Given exercise: Copy all lines in which the word "index" can be found.

Records to process:
* begin *

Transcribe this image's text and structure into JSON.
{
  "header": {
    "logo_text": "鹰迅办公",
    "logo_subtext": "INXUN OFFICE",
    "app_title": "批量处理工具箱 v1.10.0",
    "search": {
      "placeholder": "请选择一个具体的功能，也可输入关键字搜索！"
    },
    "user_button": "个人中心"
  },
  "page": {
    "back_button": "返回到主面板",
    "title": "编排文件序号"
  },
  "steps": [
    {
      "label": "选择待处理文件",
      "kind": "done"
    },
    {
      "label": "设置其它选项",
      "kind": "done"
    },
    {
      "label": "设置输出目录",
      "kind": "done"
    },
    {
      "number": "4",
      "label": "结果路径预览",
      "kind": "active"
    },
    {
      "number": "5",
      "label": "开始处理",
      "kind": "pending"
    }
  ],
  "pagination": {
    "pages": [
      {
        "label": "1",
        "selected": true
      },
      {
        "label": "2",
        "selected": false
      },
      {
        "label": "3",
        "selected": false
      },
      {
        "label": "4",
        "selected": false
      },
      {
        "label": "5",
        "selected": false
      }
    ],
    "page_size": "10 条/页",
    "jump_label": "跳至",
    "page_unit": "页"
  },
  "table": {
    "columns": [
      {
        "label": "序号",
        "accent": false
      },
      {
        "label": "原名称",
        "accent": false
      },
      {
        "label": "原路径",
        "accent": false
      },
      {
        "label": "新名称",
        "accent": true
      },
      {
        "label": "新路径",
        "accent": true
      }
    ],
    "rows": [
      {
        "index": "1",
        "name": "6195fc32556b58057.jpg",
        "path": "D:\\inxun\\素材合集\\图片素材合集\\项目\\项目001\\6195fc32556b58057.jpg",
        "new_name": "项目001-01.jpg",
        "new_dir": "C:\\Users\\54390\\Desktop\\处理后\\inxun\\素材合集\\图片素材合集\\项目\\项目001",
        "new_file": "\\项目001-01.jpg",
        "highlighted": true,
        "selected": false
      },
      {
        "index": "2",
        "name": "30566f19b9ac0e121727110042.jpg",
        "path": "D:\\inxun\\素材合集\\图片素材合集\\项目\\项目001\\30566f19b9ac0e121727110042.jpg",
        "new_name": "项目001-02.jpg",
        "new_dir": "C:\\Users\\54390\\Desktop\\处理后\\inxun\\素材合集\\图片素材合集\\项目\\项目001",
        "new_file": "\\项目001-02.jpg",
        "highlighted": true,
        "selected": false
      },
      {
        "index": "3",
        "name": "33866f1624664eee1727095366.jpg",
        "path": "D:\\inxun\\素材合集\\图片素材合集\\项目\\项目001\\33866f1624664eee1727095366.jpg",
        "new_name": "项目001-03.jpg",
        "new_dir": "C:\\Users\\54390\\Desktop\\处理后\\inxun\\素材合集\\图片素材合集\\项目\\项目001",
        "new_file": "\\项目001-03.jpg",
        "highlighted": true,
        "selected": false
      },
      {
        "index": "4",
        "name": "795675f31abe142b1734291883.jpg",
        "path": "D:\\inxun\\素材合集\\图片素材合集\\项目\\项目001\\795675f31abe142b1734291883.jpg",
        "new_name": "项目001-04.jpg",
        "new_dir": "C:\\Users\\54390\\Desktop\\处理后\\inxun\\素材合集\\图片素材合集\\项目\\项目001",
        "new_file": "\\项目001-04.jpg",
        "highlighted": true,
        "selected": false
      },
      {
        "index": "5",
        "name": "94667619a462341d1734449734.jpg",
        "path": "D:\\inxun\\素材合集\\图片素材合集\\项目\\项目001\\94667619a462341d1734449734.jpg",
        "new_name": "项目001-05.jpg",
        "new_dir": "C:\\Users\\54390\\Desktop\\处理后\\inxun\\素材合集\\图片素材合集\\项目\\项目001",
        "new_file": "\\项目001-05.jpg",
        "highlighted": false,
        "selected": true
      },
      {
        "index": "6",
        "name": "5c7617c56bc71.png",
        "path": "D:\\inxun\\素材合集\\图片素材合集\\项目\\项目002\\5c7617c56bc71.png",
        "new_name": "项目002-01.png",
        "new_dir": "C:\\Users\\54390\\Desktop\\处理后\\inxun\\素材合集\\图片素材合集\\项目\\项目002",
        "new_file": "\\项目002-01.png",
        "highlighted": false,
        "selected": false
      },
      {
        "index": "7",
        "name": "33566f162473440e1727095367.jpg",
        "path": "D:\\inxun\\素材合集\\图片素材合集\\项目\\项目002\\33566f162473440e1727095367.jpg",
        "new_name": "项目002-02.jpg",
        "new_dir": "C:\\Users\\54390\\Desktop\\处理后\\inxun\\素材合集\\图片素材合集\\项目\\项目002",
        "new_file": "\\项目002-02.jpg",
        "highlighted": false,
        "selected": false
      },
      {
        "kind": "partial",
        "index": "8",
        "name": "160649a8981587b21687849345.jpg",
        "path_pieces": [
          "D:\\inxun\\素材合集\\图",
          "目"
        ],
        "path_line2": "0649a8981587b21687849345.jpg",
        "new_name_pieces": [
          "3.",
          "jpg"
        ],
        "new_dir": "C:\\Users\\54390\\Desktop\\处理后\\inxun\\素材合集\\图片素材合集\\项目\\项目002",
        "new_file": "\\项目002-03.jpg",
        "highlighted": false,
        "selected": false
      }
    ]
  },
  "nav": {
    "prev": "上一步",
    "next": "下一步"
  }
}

* end *

The output:
        "index": "1",
        "index": "2",
        "index": "3",
        "index": "4",
        "index": "5",
        "index": "6",
        "index": "7",
        "index": "8",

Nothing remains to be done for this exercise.